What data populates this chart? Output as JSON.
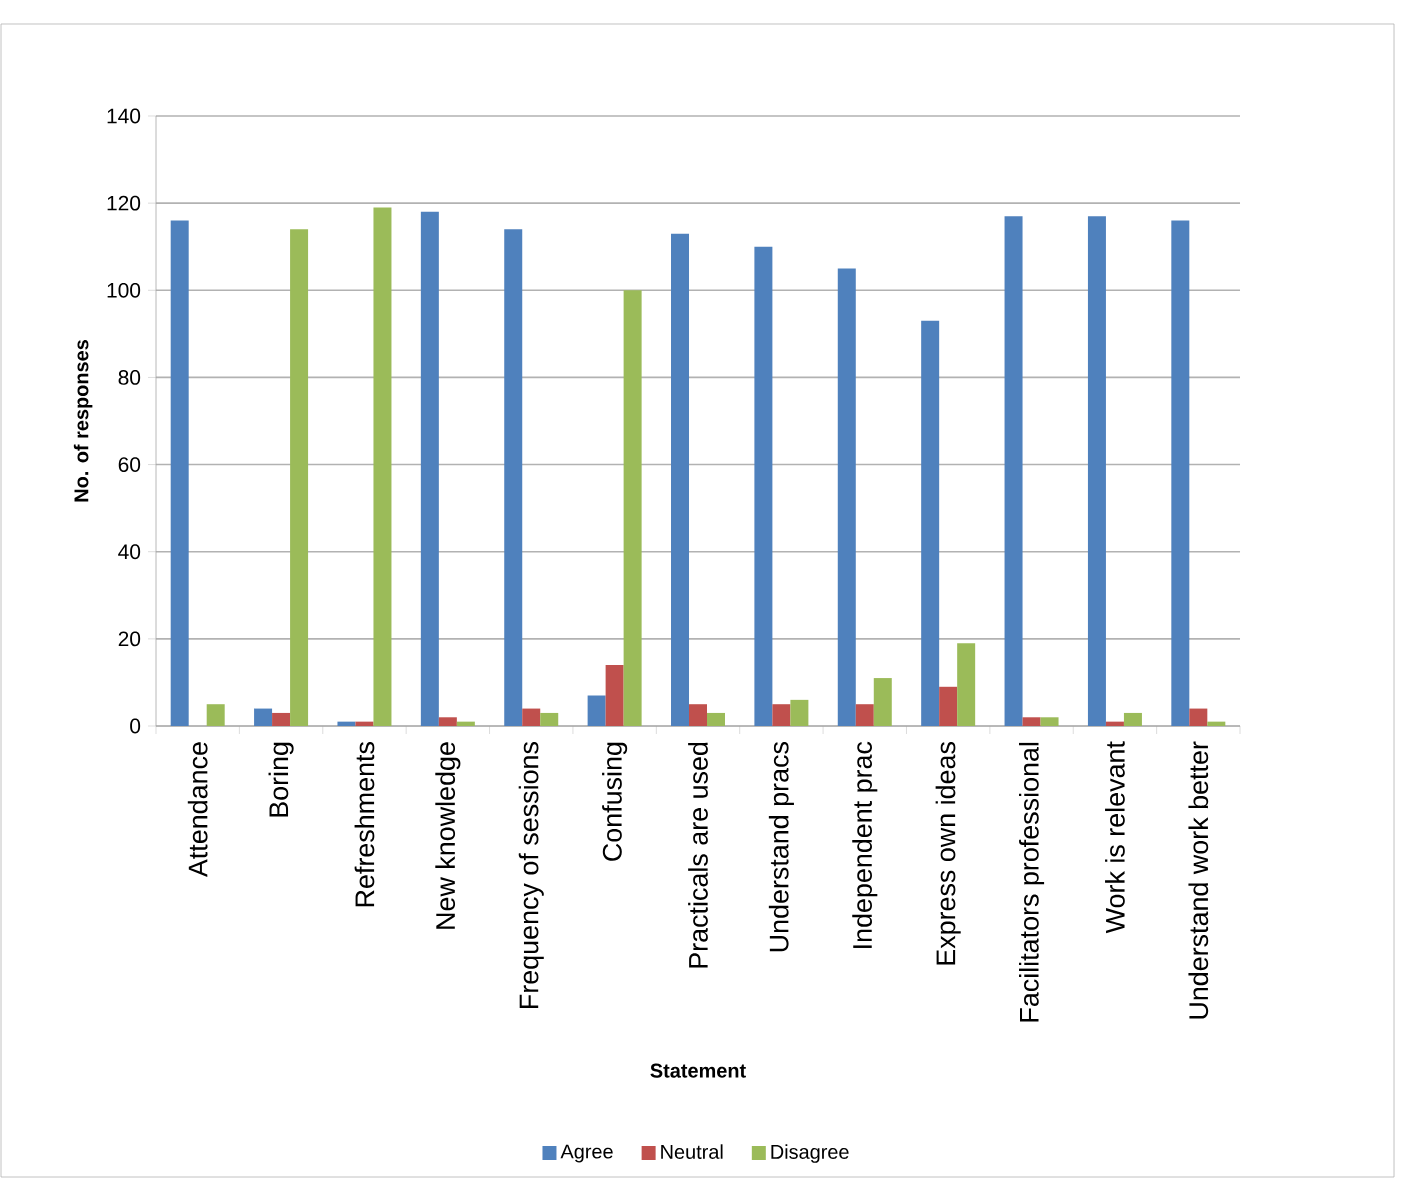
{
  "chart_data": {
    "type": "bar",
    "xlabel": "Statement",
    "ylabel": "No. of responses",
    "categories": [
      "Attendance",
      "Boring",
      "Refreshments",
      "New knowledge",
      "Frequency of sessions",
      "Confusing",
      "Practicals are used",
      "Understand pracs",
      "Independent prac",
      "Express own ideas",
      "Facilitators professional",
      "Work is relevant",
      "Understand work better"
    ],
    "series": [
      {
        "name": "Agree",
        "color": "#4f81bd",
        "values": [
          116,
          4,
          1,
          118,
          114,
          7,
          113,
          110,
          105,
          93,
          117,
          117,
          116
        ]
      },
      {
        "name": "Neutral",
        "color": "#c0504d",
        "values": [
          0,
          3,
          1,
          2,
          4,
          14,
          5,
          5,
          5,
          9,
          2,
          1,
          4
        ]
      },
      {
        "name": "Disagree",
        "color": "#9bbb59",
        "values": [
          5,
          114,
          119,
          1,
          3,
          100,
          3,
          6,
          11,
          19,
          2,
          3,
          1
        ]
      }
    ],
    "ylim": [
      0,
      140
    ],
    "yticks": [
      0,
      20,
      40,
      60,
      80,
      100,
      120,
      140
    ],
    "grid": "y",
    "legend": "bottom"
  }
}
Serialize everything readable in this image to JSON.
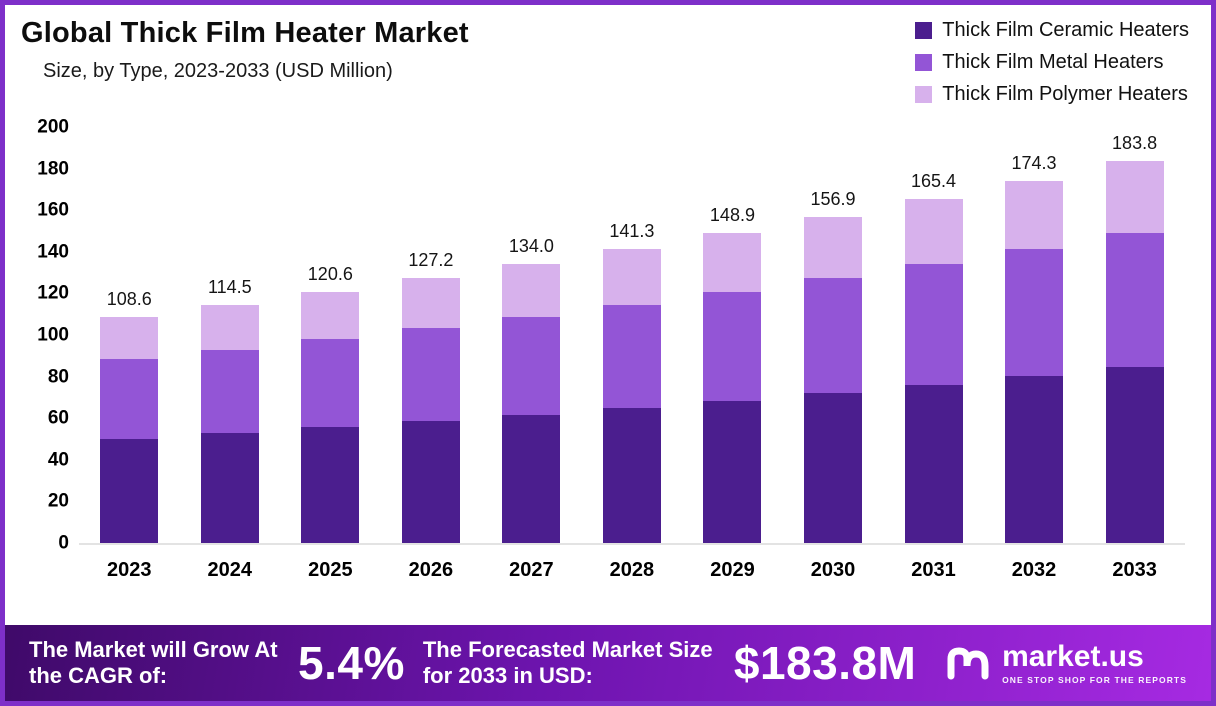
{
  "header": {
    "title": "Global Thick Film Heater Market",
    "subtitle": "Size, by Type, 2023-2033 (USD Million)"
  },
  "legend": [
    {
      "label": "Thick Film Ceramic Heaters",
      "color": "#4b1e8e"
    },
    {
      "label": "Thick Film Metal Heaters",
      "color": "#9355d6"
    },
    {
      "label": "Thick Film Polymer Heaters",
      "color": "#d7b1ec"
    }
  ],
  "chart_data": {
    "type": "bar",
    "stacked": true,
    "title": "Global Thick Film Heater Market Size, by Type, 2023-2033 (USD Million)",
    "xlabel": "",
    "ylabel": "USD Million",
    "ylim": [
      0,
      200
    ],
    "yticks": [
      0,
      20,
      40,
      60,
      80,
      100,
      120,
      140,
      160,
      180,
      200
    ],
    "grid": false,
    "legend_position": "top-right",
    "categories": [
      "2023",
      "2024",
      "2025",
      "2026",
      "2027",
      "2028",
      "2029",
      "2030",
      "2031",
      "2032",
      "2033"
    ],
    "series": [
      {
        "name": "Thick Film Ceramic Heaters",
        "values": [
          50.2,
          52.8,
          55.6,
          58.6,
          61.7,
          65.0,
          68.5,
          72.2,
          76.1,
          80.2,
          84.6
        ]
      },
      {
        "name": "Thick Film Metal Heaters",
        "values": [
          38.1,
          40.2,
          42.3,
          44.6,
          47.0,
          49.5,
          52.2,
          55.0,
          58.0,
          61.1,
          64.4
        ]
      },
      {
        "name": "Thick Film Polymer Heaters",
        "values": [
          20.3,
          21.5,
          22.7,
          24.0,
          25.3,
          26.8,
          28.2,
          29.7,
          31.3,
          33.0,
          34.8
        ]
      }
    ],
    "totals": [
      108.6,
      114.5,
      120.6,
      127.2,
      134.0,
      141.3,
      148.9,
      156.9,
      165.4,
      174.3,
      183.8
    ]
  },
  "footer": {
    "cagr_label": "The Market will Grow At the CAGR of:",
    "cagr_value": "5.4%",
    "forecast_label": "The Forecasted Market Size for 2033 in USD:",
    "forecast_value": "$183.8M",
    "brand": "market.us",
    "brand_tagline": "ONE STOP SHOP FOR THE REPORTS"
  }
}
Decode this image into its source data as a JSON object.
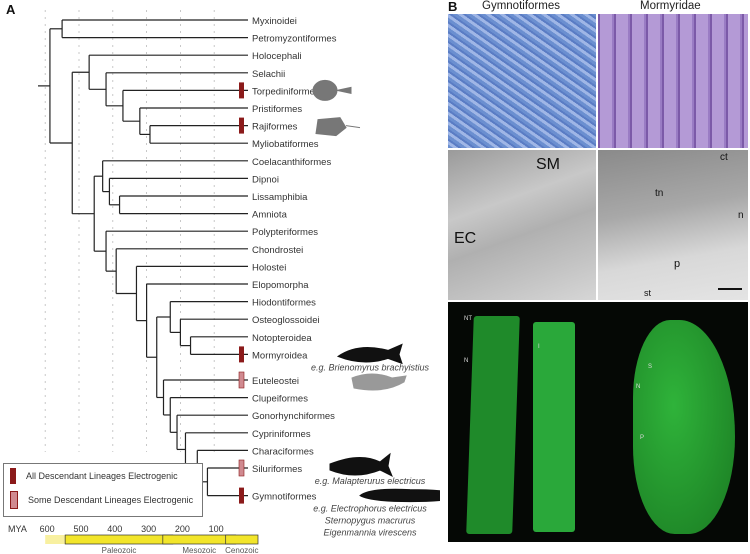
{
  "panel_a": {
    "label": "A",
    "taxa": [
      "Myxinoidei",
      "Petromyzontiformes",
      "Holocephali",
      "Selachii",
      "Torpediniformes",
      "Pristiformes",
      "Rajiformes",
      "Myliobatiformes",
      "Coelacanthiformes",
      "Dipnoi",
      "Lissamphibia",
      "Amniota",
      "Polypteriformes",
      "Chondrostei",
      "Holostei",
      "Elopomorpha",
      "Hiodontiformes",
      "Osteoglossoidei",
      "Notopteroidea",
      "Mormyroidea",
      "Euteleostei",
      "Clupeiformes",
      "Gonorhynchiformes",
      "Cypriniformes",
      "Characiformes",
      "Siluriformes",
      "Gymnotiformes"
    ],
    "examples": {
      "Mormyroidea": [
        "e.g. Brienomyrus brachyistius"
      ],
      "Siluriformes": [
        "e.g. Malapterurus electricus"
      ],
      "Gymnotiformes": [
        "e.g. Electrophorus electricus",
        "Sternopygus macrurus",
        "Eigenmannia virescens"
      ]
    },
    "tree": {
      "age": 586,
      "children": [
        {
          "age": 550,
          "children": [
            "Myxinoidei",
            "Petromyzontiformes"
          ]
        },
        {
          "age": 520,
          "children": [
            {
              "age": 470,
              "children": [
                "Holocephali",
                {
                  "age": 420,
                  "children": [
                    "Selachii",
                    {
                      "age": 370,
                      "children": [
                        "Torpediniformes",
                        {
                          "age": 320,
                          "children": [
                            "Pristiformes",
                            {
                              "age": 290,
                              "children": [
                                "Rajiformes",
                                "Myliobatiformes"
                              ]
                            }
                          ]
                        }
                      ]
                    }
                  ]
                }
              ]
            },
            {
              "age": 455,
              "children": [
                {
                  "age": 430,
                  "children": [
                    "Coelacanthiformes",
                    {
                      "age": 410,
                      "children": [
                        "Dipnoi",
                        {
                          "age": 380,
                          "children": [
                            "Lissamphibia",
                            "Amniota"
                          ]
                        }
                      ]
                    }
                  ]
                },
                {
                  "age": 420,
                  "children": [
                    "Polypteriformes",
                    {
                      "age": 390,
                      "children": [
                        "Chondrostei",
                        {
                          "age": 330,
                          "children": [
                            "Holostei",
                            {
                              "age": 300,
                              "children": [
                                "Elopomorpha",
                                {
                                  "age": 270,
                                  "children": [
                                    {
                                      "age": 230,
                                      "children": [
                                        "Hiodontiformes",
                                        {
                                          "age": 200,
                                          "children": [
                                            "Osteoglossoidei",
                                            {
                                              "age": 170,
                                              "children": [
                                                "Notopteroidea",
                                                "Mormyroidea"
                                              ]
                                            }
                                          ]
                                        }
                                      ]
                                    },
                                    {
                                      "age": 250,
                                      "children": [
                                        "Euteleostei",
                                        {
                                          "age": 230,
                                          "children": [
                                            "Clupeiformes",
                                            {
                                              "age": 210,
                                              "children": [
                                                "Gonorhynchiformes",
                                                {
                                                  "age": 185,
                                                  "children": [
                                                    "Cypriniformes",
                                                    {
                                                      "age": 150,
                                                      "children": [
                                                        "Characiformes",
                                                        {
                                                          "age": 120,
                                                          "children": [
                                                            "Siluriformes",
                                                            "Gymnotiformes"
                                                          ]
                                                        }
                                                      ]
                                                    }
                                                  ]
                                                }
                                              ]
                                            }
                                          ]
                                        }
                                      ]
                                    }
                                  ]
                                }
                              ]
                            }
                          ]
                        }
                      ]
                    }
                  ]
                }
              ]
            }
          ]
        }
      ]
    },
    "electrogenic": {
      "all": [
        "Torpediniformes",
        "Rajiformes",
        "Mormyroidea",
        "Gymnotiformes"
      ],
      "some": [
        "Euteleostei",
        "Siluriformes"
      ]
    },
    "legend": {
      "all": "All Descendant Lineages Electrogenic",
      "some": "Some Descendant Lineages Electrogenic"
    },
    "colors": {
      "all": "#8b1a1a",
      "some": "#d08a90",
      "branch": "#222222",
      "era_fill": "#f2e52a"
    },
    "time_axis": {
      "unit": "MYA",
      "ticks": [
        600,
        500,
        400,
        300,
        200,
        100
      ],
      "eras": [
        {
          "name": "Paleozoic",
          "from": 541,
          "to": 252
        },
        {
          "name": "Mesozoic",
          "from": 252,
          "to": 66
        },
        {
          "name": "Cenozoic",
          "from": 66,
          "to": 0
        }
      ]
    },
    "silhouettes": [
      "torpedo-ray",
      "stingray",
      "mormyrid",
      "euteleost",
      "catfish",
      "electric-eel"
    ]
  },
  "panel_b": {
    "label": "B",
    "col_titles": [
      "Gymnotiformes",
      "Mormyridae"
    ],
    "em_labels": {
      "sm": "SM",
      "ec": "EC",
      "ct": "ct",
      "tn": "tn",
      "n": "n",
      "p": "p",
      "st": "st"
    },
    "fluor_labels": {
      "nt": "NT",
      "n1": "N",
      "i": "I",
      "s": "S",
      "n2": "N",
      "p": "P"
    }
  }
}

[INSTRUCTION] Look through the data and show every line containing "name".

[COMPLETE OUTPUT]
        "name": "Agree",
        "name": "Neutral",
        "name": "Disagree",
        "name": "Thick Film Ceramic Heaters",
        "name": "Thick Film Metal Heaters",
        "name": "Thick Film Polymer Heaters",
          "name": "Paleozoic",
          "name": "Mesozoic",
          "name": "Cenozoic",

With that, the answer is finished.